[TAREAS]
1) Enumera todos los corredores de la carrera cuyo nombre aparece en el texto sobre la carrera en el Sumapaz.
2) Extrae sin cambios el pasaje del texto sobre la carrera en el Sumapaz que comienza en "William, de Madrid" y termina en "de la mañana.".

[FRAGMENTO DEL TEXTO]
*-*-*
En Fusagasugá, William Ramírez –atleta de 44 años, que corre desde los 17– participa por primera vez en una maratón de 80 kilómetros (la Media Maratón de Bogotá tiene una distancia de 21,097 kilómetros sobre terreno plano). Debe coronar el páramo del Sumapaz, superar pantanos y desfiladeros peligrosos, por donde sólo transitan mulas corpulentas.


Pero no solo eso: también debe atravesar la noche, la madrugada, el pleno día. El calor húmedo, el frío gélido. Desplomarse unas 10 veces. Levantarse otras tantas. Perderse. Hallar de nuevo el sendero.


Para seguir de cerca este intenso peregrinaje a través de uno de los paisajes más soberbios, pero menos amables, de la geografía colombiana, este cronista se atrevió a competir en el primer Endurance Challenge, que patrocina North Face en Colombia, en la provincia del Sumapaz.


Dos horas después de la iniciación del recorrido, el grupo aún permanece compacto. Un niño que juega entre un cultivo de lulo oye el tropel y asoma su cabeza entre las plantas. Tal vez acostumbrado a ver a campesinos montaraces ascendiendo por los caminos neblinosos con ruana y botas largas, el niño, que ahora ve subir hombres con trusas ajustadas y cinturones con líquidos contenidos como granadas, grita con sorpresa: “¡Llegaron los españoles!”.


Y en cierto sentido no se equivoca. Esta carrera es un encuentro con un mundo natural intacto. Es una expedición botánica digna de un nuevo José Celestino Mutis, de un Humboldt.


Se trata de una trocha apenas desbrozada por el machete de nativos trabajadores que nos enfrenta a la idea de un país en tránsito: en la subida se ve nuestro campo tal como es. La abundancia. Los microclimas. El agua.


Es domingo y los campesinos beben cerveza al son de las canciones que interpreta Diomedes Díaz, mientras ven pasar, uno tras otro, a los corredores con cara de fatiga. Entre ellos, el aldeano más sensato, menos ebrio, me pregunta: “Pero, ¿para qué corre si sufre?”. No tengo respuesta.


William, de Madrid (Cundinamarca), no ha visto el primer frailejón cuando abajo, en la plaza central del pueblo, Daniel Zubieta ya se prepara para comenzar un nuevo ascenso. Va a correr 50 kilómetros. Son las 6 de la mañana.


Tres horas después saldrán los participantes de 21 kilómetros. Y entre ellos se destaca un hombre bajito de rasgos indígenas que corre descalzo. Es Edwin Ibarra y vino de Ecuador.


En su país le dicen ‘el salvavidas’, pero tal vez aún no sabe que la única vida por la que debe preocuparse es por la suya.


Y aunque sus pies ya muestran un callo del grosor de la suela de un zapato, Edwin no se ha percatado todavía de que este recorrido es un expreso hacia un suplicio cenagoso, un ir al verde infierno de recorrer al trote el Sumapaz y volver de él.
*-*-*
[MATERIAL PROPORCIONADO]

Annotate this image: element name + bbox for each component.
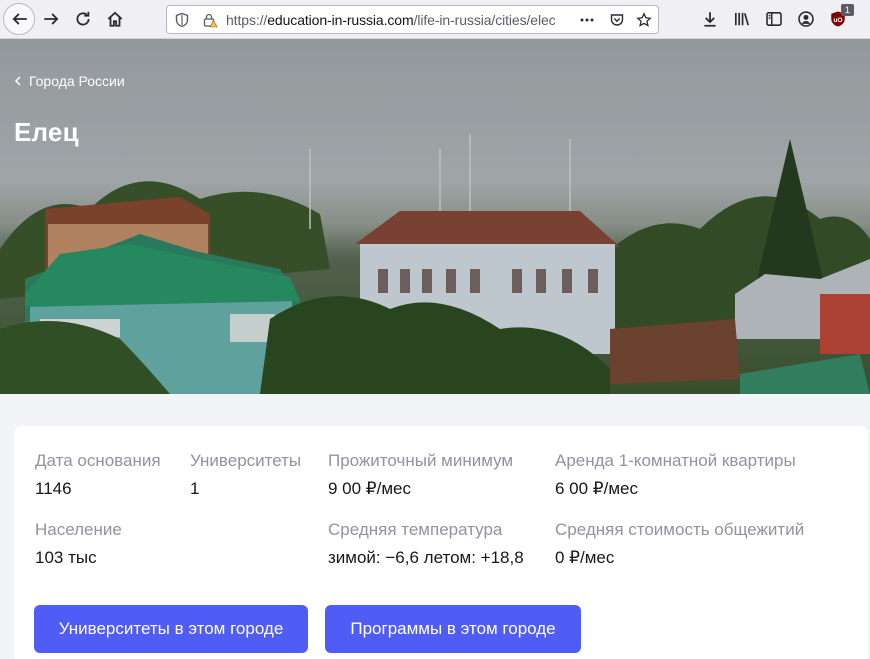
*-*-*
[RESPUESTAS CORRECTAS]
1) William Ramírez, Daniel Zubieta y Edwin Ibarra.

2)
William, de Madrid (Cundinamarca), no ha visto el primer frailejón cuando abajo, en la plaza central del pueblo, Daniel Zubieta ya se prepara para comenzar un nuevo ascenso. Va a correr 50 kilómetros. Son las 6 de la mañana.